▶ **Short problem A**: In the Slurm forum thread below, list every sentence that ends with a question mark.

▶ **Selected extract**:
★ ★ ★
[slurm-users] ticking time bomb? launching too many jobs in parallel

Fri Aug 30 18:55:23 UTC 2019

Hi Steven,

Those both sound like potentially good solutions.

So basically, you're saying that if I script it properly, I can use a
single job array to launch multiple scripts by using a master sbatch script.

My problem with that though, is what if each script (the 9 scripts in my
earlier example) each require different requirements? For example, run on a
different partition, or set a different time limit? My understanding is
that for a single job array, each job will get the same job requirements.

The other problem is that with the way I've implemented it, I can change
the max jobs dynamically.

I'll illustrate this using my earlier example. Suppose user 2 launches his
360 jobs with a 90 job limit (leaving 40 unused GPUs), and then user 3
realizes he needs to use 45 GPUs.

User 2 decides to drop his usage to 45 max jobs.

He can simply change the names of his pending singleton jobs to have 45
unique names, so that he will reduce his max jobs to 45 instead of 90 (I
wrote a script to do that, so it's a one liner for user 2)

Can the max job limit be modified after submission time using one big job
array?

In the docs it gives the '%' separator to limit the concurrent number of
jobs "--array=0-15%4" I could be wrong, but this sounds like a submit
time-only option that cannot be change after submission.

I also kindof like the varoius QOS for different job limits. I'm not sure
I'll be able to get the admin on board, but I'll bring it up. Even if I do
get them on board, will I have the same problem of locking the max limit at
submit time?

Can you change the QOS of a job when it's still pending?

Thanks a lot for your help!

Regards,
Guillaume

On Fri, Aug 30, 2019 at 7:36 AM Steven Dick <kg4ydw at gmail.com> wrote:

> It would still be possible to use job arrays in this situation, it's
> just slightly messy.
> So the way a job array works is that you submit a single script, and
> that script is provided an integer for each subjob.  The integer is in
> a range, with a possible step (default=1).
>
> To run the situation you describe, you would have to predetermine how
> many of each test you want to run (i.e., you coudln't dynamically
> change the number of jobs that run within one array)., and a master
> script would map the integer range to the job that was to be started.
>
> The most trivial way to do it would be to put the list of regressions
> in a text file and the master script would index it by line number and
> then run the appropriate command.
★ ★ ★
▶ **Short problem B**: Copy the listing word for word, starting with its first line and going on through the line with "- volume-bar: [1185, 586, 1190, 695]". Include both of those lines.

▶ **Input records**:
★ ★ ★
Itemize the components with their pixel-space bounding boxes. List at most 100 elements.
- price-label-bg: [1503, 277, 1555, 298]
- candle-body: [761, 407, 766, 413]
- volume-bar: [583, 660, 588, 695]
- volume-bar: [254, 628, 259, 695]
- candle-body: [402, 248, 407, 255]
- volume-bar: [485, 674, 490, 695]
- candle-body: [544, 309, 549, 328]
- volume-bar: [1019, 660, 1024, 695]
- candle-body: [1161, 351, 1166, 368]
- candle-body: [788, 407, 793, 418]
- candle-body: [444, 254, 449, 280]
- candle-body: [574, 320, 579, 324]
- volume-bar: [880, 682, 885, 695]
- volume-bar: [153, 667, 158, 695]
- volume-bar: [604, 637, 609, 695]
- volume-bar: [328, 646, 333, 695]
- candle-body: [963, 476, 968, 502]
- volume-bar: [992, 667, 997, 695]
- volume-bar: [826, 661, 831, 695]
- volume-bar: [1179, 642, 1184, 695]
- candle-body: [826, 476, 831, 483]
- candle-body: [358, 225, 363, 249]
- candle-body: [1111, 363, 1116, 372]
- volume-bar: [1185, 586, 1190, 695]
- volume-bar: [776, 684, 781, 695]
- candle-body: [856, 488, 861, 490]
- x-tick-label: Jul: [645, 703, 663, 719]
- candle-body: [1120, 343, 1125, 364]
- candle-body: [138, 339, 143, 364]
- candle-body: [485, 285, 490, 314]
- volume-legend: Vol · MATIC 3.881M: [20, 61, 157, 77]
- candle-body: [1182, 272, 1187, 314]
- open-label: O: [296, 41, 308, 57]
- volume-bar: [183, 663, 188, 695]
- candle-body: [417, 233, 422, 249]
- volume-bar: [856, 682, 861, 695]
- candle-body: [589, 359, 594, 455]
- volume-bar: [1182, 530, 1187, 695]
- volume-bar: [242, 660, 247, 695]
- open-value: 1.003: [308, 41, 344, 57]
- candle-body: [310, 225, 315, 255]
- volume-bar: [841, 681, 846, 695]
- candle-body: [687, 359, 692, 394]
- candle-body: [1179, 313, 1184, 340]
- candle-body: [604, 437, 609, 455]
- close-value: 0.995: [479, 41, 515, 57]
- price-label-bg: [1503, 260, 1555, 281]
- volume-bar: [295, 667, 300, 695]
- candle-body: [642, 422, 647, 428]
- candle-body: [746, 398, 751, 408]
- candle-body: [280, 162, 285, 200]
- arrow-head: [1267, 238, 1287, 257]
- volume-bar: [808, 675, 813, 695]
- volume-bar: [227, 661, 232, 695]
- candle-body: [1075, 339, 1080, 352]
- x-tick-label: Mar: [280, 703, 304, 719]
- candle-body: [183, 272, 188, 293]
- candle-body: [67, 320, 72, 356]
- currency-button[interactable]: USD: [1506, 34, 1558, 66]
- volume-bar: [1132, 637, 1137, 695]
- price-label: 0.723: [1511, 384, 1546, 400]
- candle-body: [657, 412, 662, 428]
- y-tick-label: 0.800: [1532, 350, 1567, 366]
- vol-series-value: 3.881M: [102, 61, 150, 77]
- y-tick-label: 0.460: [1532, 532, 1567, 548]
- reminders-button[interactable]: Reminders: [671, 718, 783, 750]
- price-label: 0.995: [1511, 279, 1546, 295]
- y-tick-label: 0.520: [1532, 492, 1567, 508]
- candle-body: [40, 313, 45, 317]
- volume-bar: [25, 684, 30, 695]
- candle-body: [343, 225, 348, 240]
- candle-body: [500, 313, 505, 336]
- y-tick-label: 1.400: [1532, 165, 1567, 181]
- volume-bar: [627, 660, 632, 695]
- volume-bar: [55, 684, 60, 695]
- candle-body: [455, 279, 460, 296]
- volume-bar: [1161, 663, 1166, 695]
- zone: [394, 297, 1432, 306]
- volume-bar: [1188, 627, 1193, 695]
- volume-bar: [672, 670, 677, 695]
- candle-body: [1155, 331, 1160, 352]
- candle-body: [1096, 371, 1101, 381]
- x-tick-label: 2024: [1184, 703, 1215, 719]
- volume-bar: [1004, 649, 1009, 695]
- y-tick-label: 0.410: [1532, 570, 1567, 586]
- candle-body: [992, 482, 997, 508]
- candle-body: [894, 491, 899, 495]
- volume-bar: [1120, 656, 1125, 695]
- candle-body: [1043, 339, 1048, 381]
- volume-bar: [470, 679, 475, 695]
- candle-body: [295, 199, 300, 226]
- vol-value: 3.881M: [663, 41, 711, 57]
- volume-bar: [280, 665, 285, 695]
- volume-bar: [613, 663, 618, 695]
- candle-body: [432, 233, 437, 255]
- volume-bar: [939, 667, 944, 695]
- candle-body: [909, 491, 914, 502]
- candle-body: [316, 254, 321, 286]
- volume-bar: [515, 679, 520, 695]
★ ★ ★
▶ **Expected output A**:
1. "My problem with that though, is what if each script (the 9 scripts in my earlier example) each require different requirements?"
2. "For example, run on a different partition, or set a different time limit?"
3. "Can the max job limit be modified after submission time using one big job array?"
4. "Even if I do get them on board, will I have the same problem of locking the max limit at submit time?"
5. "Can you change the QOS of a job when it's still pending?"

▶ **Expected output B**:
Itemize the components with their pixel-space bounding boxes. List at most 100 elements.
- price-label-bg: [1503, 277, 1555, 298]
- candle-body: [761, 407, 766, 413]
- volume-bar: [583, 660, 588, 695]
- volume-bar: [254, 628, 259, 695]
- candle-body: [402, 248, 407, 255]
- volume-bar: [485, 674, 490, 695]
- candle-body: [544, 309, 549, 328]
- volume-bar: [1019, 660, 1024, 695]
- candle-body: [1161, 351, 1166, 368]
- candle-body: [788, 407, 793, 418]
- candle-body: [444, 254, 449, 280]
- candle-body: [574, 320, 579, 324]
- volume-bar: [880, 682, 885, 695]
- volume-bar: [153, 667, 158, 695]
- volume-bar: [604, 637, 609, 695]
- volume-bar: [328, 646, 333, 695]
- candle-body: [963, 476, 968, 502]
- volume-bar: [992, 667, 997, 695]
- volume-bar: [826, 661, 831, 695]
- volume-bar: [1179, 642, 1184, 695]
- candle-body: [826, 476, 831, 483]
- candle-body: [358, 225, 363, 249]
- candle-body: [1111, 363, 1116, 372]
- volume-bar: [1185, 586, 1190, 695]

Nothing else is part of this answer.